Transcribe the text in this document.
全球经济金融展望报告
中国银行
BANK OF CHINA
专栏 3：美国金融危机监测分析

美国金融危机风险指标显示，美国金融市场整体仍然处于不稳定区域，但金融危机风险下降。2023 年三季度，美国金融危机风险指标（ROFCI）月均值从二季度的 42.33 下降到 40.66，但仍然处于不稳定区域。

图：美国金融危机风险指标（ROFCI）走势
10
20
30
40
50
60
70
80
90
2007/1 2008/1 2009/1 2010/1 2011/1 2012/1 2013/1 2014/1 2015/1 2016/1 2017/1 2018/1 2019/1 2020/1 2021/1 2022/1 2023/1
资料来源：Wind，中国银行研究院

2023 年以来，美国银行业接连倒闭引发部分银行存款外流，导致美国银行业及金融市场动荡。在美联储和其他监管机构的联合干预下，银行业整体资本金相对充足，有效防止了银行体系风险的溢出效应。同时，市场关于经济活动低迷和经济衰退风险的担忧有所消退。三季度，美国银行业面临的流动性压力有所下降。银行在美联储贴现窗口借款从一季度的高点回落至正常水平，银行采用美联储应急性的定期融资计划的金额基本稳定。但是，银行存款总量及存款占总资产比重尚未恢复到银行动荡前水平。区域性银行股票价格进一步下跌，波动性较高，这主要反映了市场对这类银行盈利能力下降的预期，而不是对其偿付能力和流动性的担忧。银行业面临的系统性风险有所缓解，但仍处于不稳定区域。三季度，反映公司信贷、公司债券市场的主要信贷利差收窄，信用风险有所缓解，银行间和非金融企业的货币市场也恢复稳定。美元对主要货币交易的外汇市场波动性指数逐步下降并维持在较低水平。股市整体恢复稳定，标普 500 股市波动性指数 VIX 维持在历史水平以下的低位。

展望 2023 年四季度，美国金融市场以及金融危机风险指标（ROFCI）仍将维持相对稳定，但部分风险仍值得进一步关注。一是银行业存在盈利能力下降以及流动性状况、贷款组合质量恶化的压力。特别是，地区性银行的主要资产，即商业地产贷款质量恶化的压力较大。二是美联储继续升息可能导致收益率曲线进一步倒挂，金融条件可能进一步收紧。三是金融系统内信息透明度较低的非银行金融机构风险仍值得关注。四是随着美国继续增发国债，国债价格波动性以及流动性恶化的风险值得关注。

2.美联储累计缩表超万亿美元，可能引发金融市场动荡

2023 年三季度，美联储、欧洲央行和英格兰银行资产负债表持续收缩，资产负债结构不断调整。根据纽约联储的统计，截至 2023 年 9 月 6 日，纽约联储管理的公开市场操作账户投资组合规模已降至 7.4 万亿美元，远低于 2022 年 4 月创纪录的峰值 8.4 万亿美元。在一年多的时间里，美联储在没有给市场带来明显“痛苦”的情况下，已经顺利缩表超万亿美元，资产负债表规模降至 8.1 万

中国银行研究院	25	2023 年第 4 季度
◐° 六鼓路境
^^^^
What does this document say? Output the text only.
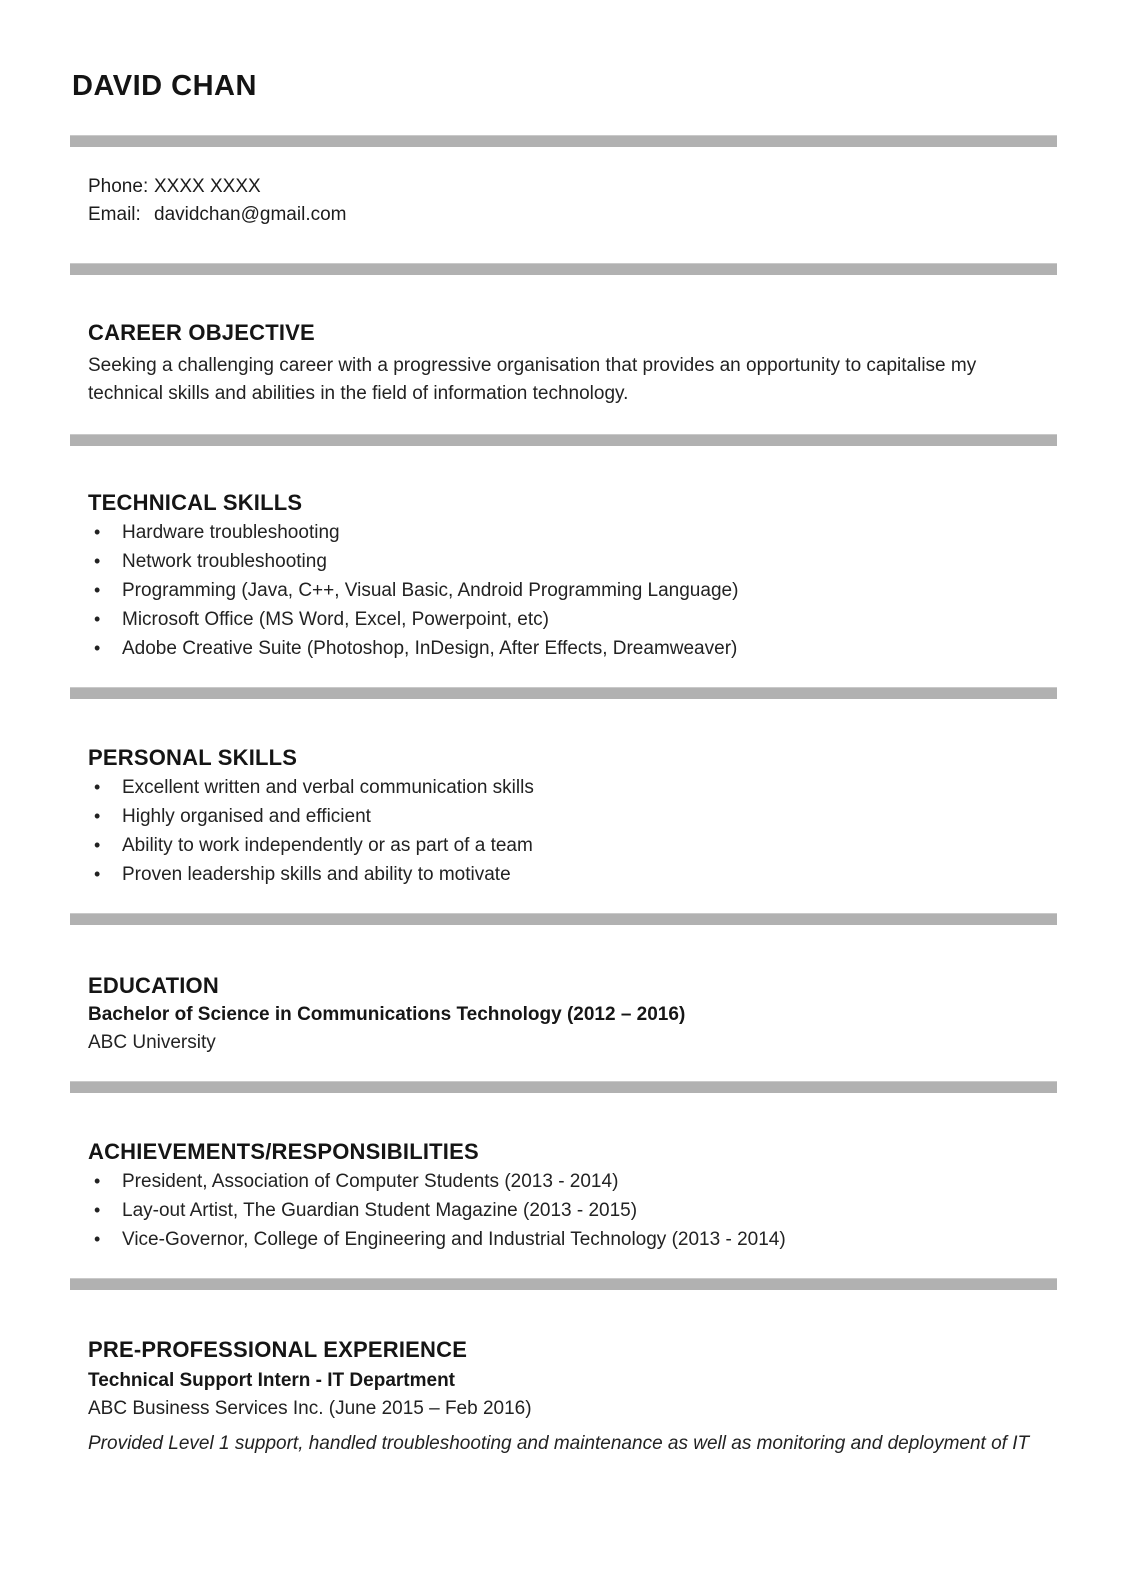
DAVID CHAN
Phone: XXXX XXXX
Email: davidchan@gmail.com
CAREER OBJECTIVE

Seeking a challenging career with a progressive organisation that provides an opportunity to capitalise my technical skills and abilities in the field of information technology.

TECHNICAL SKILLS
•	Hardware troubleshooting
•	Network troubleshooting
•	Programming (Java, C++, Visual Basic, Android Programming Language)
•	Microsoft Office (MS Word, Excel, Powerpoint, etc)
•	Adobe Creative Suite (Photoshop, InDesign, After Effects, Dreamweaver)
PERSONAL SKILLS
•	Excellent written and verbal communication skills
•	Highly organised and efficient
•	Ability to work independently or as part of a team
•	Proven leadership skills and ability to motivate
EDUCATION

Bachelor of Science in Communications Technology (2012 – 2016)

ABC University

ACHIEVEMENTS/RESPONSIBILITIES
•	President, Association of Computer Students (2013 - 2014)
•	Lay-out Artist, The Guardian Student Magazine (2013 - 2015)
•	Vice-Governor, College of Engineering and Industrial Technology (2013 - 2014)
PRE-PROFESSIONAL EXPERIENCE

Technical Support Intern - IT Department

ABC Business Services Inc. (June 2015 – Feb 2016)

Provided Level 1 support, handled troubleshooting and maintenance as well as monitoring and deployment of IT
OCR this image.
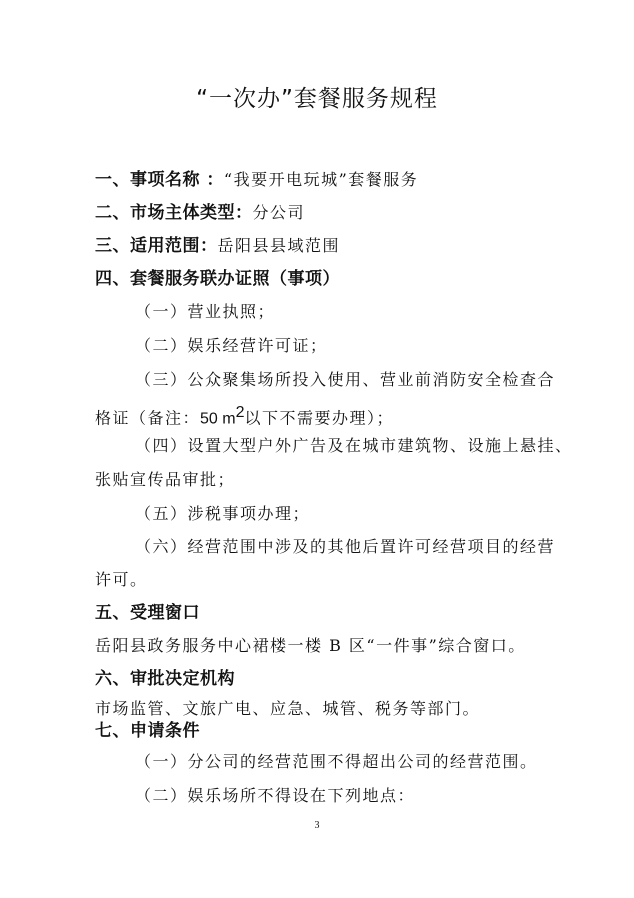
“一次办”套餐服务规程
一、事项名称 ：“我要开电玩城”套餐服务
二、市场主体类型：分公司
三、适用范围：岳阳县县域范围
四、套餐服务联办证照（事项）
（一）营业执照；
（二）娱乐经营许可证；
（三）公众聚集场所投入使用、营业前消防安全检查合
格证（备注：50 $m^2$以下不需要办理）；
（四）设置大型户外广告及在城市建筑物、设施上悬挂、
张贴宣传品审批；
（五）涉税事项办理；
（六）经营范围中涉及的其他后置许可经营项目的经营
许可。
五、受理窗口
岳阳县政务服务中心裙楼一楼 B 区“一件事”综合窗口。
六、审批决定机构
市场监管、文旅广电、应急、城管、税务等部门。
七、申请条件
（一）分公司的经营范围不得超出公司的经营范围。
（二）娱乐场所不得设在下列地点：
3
^^^^
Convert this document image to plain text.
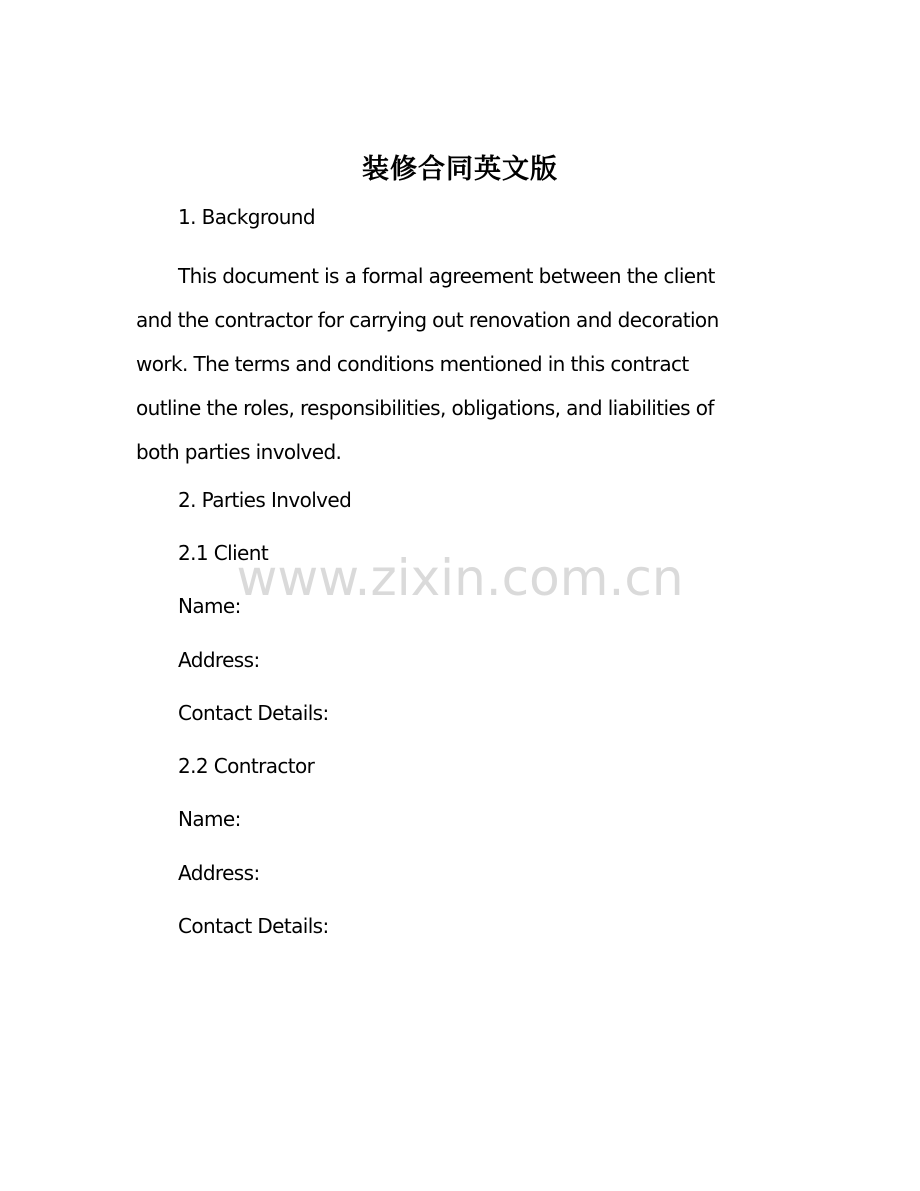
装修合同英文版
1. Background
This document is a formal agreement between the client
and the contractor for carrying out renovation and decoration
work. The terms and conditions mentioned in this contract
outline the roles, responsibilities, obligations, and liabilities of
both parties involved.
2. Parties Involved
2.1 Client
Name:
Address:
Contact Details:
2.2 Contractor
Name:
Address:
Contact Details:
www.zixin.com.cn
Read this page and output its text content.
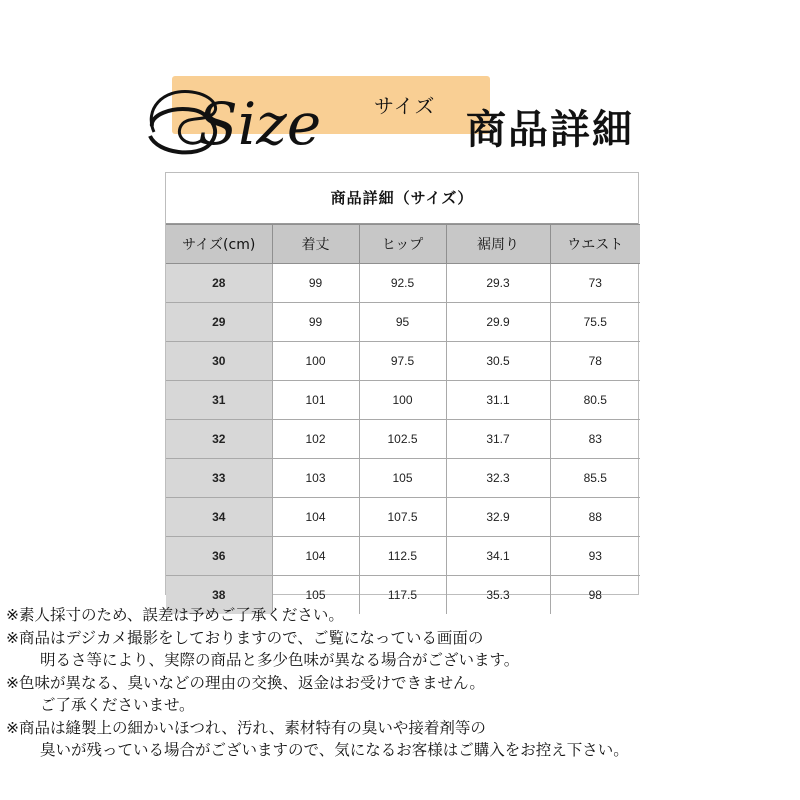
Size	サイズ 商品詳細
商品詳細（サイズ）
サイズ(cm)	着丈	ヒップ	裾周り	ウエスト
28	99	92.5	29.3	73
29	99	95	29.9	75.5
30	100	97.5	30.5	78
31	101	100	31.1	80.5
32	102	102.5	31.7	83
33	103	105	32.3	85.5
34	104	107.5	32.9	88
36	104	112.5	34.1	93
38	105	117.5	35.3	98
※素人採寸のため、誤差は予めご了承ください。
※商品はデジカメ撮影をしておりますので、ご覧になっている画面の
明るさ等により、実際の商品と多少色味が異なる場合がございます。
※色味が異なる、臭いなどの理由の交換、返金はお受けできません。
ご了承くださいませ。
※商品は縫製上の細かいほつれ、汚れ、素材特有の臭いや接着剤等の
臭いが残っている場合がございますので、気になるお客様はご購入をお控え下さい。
^^^^
## TASK BRIEF
In the entries above, identify every line with the word "document". Copy those lines.

## ANSWER FOR THIS EXERCISE
Transcribe the text in this document.
What does this document say? Output the text only.
Convert this document image to plain text.
This document is a formal agreement between the client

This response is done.